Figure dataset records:
........

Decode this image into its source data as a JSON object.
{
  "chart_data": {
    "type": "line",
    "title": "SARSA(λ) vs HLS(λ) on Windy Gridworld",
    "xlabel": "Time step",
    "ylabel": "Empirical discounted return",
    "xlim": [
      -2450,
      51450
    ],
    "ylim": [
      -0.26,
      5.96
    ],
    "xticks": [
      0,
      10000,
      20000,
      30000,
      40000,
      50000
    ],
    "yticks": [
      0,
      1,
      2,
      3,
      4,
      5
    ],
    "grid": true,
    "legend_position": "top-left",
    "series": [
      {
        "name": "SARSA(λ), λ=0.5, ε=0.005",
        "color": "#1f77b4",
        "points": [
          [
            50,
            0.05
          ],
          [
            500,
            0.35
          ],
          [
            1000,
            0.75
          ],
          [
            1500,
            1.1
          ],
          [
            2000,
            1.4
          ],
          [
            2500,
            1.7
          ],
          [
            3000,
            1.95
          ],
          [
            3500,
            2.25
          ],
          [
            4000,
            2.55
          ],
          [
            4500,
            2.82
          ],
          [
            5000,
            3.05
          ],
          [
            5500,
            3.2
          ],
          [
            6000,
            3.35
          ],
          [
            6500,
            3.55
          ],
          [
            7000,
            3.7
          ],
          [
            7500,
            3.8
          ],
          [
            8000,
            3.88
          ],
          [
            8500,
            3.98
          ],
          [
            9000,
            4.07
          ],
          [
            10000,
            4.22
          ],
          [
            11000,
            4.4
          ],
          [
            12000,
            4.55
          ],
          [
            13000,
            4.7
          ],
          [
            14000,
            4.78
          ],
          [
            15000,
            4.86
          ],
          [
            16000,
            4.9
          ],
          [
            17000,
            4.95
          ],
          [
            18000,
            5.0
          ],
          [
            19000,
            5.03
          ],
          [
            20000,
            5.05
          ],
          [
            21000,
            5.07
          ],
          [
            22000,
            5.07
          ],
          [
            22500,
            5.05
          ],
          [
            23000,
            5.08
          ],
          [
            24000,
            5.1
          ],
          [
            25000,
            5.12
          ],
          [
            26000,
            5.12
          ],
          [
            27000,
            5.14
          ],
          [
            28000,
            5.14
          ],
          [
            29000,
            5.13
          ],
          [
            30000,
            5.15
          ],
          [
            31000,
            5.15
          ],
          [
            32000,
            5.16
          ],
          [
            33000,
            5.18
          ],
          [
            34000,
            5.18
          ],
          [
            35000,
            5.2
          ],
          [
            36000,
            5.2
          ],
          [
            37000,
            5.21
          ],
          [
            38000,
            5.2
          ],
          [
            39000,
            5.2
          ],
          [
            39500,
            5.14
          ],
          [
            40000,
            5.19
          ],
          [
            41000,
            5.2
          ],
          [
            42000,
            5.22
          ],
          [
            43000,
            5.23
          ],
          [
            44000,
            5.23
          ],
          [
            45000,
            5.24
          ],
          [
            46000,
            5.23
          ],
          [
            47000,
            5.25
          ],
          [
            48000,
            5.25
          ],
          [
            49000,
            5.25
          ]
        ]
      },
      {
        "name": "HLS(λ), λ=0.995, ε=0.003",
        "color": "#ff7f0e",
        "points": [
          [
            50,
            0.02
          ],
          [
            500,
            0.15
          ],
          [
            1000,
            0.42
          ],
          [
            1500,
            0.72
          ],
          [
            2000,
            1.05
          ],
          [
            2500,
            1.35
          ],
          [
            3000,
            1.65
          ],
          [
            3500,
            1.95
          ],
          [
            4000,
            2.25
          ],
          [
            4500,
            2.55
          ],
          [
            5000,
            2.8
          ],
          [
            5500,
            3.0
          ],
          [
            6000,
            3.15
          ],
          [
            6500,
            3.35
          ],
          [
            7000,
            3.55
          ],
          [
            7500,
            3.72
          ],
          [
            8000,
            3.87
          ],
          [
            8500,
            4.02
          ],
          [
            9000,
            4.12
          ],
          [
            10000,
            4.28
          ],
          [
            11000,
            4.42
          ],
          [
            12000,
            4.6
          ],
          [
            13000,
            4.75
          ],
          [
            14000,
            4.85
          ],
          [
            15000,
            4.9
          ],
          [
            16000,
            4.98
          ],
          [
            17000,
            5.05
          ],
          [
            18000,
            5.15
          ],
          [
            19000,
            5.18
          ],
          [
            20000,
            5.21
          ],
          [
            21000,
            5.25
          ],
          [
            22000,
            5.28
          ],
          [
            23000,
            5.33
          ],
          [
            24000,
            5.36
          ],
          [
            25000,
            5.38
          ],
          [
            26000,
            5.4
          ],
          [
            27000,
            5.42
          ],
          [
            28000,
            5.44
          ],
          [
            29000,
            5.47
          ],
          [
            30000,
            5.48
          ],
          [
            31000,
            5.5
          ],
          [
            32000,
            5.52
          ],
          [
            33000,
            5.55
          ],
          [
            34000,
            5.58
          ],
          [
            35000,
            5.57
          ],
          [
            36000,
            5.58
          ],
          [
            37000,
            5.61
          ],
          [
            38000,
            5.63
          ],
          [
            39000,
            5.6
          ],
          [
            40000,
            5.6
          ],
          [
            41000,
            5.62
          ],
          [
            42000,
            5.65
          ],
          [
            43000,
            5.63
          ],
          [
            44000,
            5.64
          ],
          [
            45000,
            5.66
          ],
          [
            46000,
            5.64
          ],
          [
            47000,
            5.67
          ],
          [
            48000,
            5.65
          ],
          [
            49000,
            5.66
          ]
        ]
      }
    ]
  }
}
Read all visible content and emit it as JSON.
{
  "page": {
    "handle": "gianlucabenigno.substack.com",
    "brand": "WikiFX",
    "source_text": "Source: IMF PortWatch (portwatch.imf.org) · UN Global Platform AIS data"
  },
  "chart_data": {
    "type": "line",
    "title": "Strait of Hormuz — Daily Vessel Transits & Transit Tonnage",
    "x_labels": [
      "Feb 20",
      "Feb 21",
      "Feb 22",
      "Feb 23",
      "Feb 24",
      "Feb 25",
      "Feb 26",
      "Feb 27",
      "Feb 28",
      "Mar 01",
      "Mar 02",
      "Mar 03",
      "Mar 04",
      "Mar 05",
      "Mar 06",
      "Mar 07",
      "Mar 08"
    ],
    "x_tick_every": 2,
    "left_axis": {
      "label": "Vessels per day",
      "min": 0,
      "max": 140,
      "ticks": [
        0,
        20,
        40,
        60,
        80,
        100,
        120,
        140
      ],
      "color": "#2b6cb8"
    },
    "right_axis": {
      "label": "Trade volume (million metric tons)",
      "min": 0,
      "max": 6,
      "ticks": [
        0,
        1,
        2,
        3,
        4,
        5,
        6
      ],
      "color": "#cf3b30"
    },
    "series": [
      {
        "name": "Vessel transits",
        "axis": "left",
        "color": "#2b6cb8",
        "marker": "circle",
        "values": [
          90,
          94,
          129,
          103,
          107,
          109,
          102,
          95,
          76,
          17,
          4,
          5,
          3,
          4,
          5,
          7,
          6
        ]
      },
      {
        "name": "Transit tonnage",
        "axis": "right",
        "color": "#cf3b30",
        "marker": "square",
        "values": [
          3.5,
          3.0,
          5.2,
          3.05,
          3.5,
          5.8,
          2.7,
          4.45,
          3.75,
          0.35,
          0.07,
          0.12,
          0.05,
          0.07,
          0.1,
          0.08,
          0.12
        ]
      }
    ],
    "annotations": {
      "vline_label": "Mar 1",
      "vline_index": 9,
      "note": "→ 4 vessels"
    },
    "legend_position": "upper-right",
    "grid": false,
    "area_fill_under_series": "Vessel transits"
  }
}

........

To be done —
Copy all lines from the material that hold "color".

Result —
        "color": "#1f77b4",
        "color": "#ff7f0e",
      "color": "#2b6cb8"
      "color": "#cf3b30"
        "color": "#2b6cb8",
        "color": "#cf3b30",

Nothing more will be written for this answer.